=== YOUR GOAL ===
All entries are to be quoted exactly; the images stay out of the copy.
▬▬▬
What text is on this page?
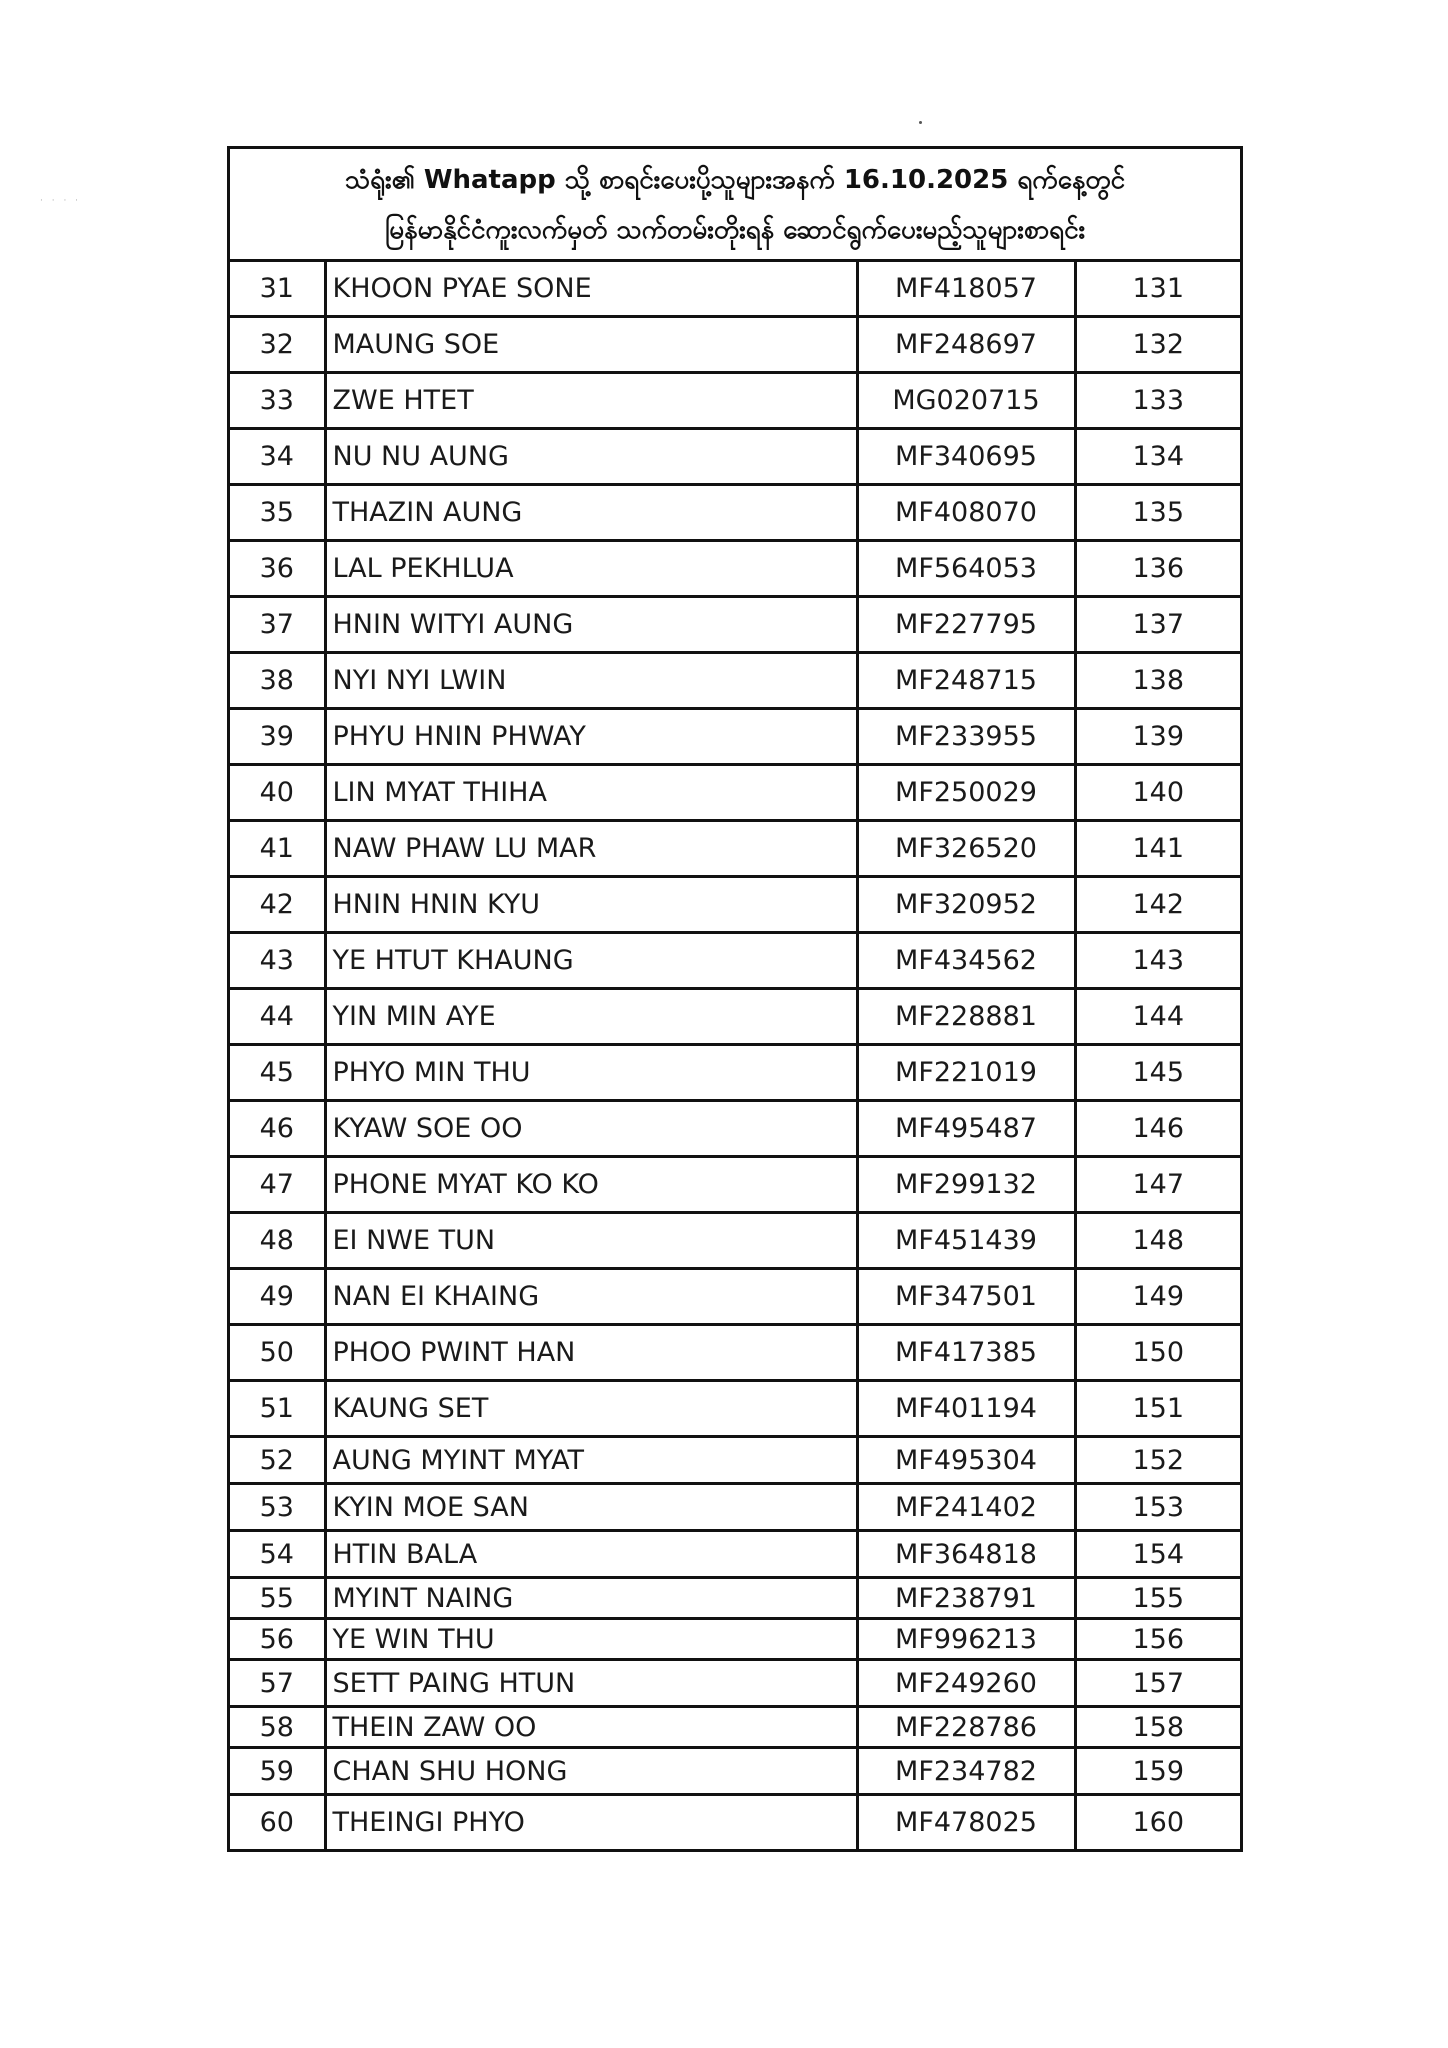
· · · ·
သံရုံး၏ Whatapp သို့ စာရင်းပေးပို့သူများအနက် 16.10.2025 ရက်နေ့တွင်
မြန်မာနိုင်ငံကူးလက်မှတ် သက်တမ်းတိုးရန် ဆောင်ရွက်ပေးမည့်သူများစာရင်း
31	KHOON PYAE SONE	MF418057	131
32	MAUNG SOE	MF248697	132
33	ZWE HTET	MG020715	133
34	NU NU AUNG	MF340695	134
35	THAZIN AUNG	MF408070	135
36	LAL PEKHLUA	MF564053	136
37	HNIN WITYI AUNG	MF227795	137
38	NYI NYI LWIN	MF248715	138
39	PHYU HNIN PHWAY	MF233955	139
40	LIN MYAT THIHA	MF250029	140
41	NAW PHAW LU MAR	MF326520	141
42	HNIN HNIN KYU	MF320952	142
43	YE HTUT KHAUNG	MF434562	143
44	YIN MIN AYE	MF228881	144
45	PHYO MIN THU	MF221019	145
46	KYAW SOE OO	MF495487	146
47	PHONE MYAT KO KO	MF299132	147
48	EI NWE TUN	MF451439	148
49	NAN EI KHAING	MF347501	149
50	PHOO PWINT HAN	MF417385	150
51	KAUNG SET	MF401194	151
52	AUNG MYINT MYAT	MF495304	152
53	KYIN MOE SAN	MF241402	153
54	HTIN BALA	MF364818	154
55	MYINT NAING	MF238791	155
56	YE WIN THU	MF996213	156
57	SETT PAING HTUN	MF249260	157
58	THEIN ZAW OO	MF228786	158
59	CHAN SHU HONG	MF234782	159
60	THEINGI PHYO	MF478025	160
▬▬▬
=== THE OUTPUT ===
What text is on this page?
· · · ·
သံရုံး၏ Whatapp သို့ စာရင်းပေးပို့သူများအနက် 16.10.2025 ရက်နေ့တွင်
မြန်မာနိုင်ငံကူးလက်မှတ် သက်တမ်းတိုးရန် ဆောင်ရွက်ပေးမည့်သူများစာရင်း
31	KHOON PYAE SONE	MF418057	131
32	MAUNG SOE	MF248697	132
33	ZWE HTET	MG020715	133
34	NU NU AUNG	MF340695	134
35	THAZIN AUNG	MF408070	135
36	LAL PEKHLUA	MF564053	136
37	HNIN WITYI AUNG	MF227795	137
38	NYI NYI LWIN	MF248715	138
39	PHYU HNIN PHWAY	MF233955	139
40	LIN MYAT THIHA	MF250029	140
41	NAW PHAW LU MAR	MF326520	141
42	HNIN HNIN KYU	MF320952	142
43	YE HTUT KHAUNG	MF434562	143
44	YIN MIN AYE	MF228881	144
45	PHYO MIN THU	MF221019	145
46	KYAW SOE OO	MF495487	146
47	PHONE MYAT KO KO	MF299132	147
48	EI NWE TUN	MF451439	148
49	NAN EI KHAING	MF347501	149
50	PHOO PWINT HAN	MF417385	150
51	KAUNG SET	MF401194	151
52	AUNG MYINT MYAT	MF495304	152
53	KYIN MOE SAN	MF241402	153
54	HTIN BALA	MF364818	154
55	MYINT NAING	MF238791	155
56	YE WIN THU	MF996213	156
57	SETT PAING HTUN	MF249260	157
58	THEIN ZAW OO	MF228786	158
59	CHAN SHU HONG	MF234782	159
60	THEINGI PHYO	MF478025	160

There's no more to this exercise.